*EXERCISE TASK*
Pull every line of the entries that has the word "Jabatan".
==========
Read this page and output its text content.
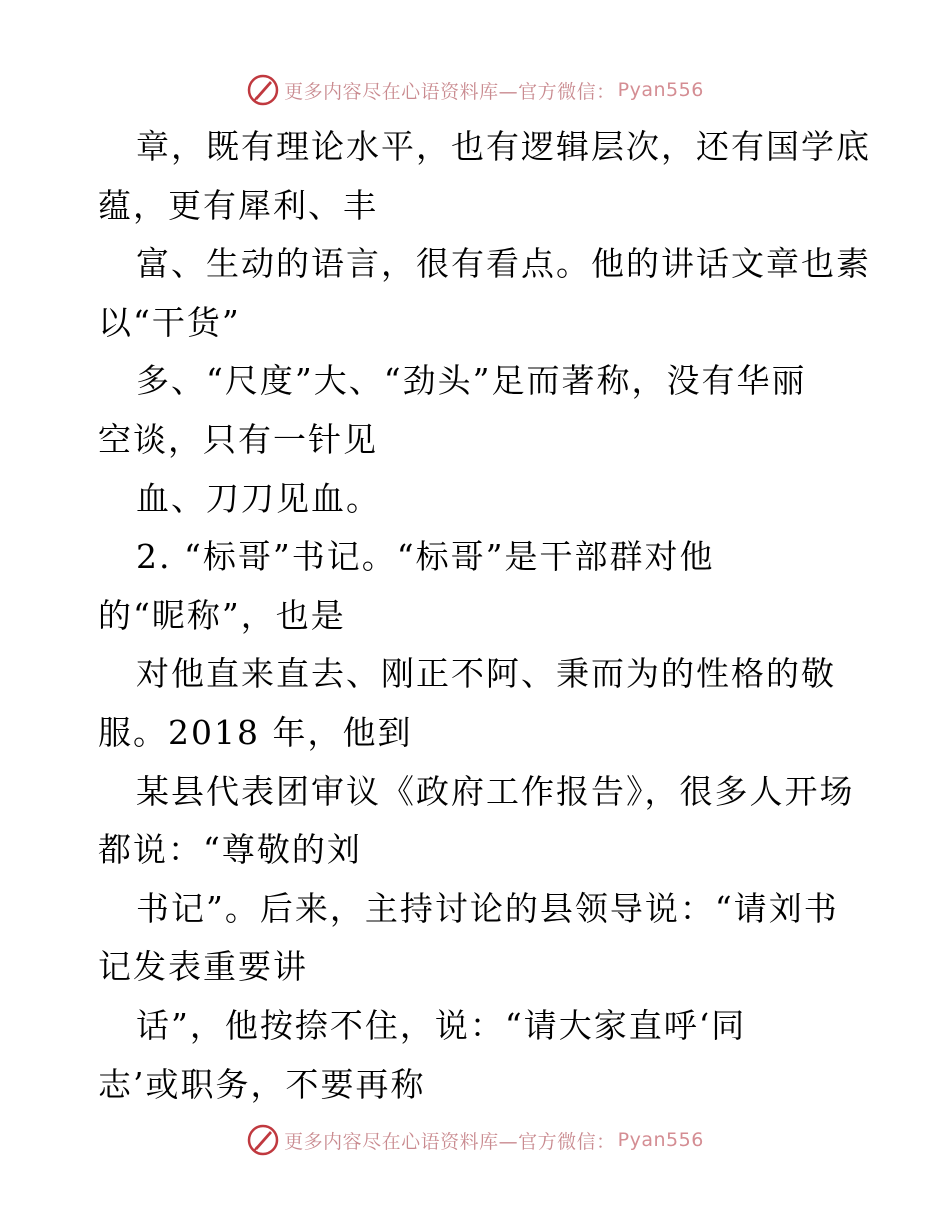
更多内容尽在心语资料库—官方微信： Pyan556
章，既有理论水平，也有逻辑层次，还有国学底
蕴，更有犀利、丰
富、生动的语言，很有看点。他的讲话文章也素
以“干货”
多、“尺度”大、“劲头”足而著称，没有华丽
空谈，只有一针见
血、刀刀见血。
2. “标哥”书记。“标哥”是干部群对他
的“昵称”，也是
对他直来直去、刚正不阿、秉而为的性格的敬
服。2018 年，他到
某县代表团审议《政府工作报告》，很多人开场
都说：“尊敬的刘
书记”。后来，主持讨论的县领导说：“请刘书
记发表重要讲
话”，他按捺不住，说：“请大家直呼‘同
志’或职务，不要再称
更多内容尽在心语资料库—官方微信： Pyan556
==========
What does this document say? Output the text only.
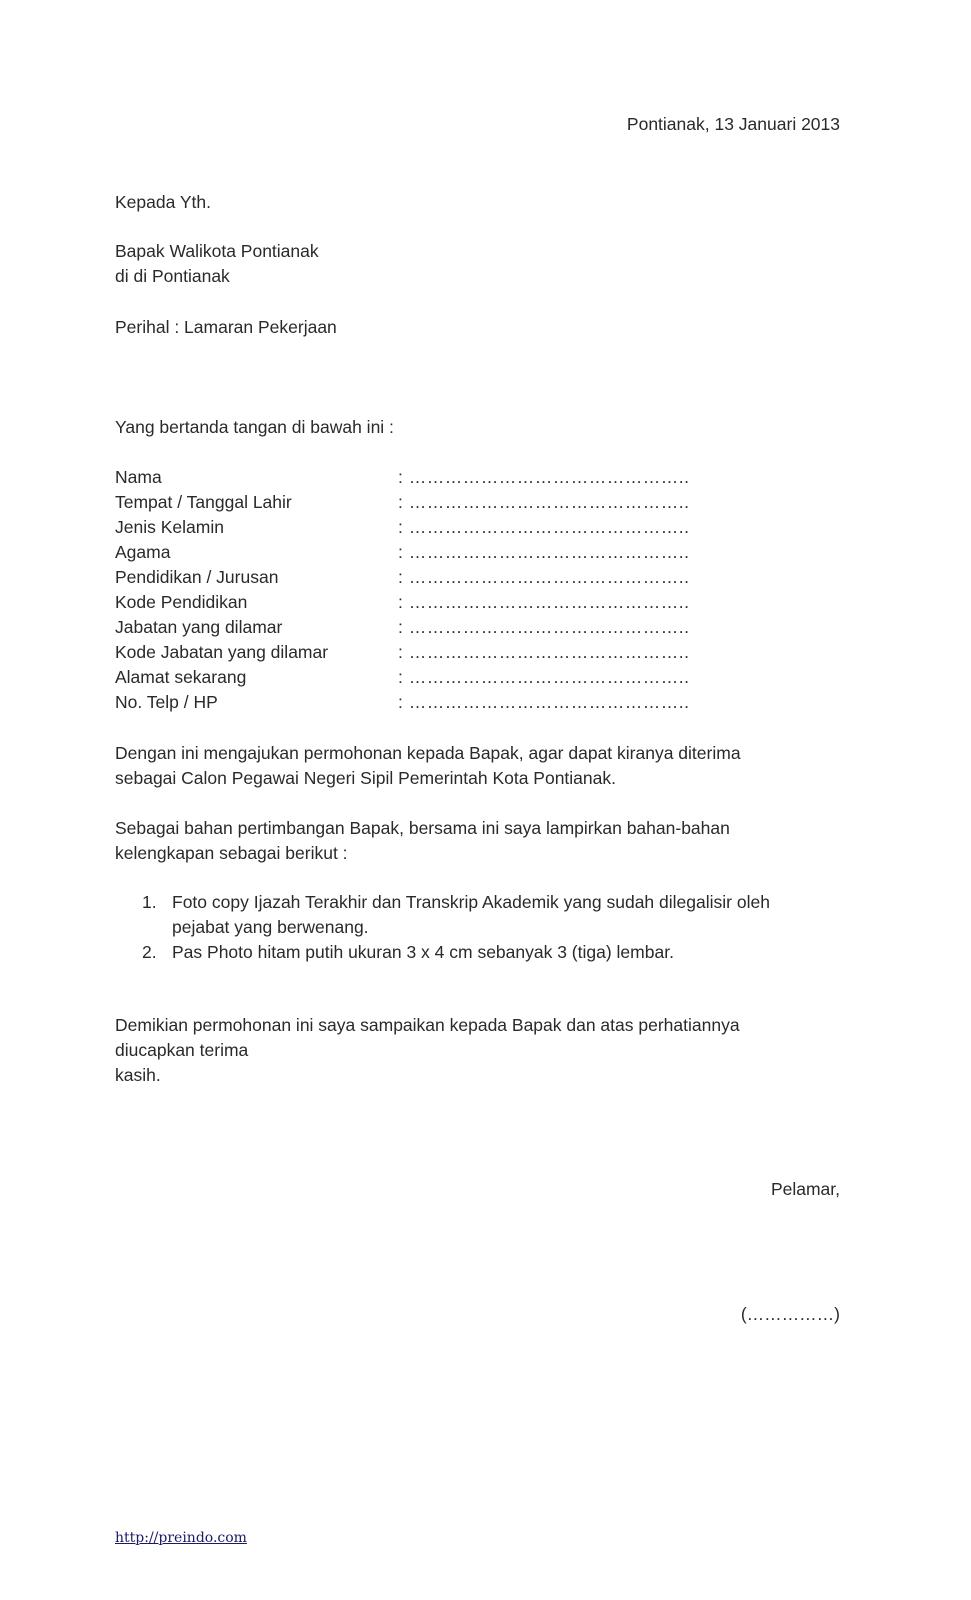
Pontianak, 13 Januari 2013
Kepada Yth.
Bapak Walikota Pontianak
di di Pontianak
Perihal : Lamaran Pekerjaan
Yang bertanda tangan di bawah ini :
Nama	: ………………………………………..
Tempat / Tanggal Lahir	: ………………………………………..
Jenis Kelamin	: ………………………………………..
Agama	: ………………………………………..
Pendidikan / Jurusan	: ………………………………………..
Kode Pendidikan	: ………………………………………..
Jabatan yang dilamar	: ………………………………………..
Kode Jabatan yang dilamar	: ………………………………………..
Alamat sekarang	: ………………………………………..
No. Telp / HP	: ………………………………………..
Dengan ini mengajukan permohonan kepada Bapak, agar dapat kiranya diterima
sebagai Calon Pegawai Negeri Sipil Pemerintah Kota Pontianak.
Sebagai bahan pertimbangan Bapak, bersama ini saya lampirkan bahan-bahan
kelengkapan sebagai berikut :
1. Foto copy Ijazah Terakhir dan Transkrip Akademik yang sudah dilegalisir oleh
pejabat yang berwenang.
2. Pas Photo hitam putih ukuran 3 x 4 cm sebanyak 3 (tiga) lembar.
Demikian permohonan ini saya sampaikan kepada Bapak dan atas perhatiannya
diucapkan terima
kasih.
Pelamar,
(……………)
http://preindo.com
==========
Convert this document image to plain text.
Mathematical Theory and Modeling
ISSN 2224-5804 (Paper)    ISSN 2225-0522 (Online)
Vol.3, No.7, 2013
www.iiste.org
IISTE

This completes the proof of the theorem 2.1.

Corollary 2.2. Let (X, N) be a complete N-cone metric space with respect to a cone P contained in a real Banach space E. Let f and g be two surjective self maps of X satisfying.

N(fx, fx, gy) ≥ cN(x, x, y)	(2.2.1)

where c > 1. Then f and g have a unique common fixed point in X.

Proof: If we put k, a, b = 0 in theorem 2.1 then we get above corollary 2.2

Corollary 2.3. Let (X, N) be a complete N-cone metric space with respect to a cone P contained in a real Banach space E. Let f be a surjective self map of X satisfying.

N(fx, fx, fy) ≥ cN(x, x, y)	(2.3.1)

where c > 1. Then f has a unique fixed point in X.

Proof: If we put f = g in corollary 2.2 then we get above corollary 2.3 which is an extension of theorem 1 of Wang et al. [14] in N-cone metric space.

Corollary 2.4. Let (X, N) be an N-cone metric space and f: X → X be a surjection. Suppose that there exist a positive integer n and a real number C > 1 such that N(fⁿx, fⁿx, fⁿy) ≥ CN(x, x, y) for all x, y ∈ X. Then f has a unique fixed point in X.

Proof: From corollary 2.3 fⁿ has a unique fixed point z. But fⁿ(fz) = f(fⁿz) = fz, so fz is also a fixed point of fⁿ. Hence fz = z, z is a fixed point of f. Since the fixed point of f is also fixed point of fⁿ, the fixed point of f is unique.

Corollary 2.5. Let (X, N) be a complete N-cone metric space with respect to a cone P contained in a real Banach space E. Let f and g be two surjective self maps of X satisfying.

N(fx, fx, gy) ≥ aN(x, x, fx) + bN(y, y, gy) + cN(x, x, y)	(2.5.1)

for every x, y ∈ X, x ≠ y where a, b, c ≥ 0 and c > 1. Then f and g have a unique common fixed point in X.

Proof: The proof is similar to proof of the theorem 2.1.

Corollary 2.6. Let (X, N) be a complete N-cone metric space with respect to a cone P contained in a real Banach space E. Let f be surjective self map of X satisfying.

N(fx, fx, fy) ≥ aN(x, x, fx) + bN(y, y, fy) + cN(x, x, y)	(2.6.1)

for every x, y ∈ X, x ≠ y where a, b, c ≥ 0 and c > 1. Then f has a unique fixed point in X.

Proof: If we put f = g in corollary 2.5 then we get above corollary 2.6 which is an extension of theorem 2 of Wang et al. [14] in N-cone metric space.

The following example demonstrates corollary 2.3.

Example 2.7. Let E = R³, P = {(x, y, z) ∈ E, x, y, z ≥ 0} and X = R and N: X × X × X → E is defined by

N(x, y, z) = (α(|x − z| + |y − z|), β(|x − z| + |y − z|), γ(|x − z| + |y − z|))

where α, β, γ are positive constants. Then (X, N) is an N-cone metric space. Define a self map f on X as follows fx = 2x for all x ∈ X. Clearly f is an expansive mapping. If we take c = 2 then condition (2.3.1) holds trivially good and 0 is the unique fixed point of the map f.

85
==========
*THE SOLUTION*
Jabatan yang dilamar	: ………………………………………..
Kode Jabatan yang dilamar	: ………………………………………..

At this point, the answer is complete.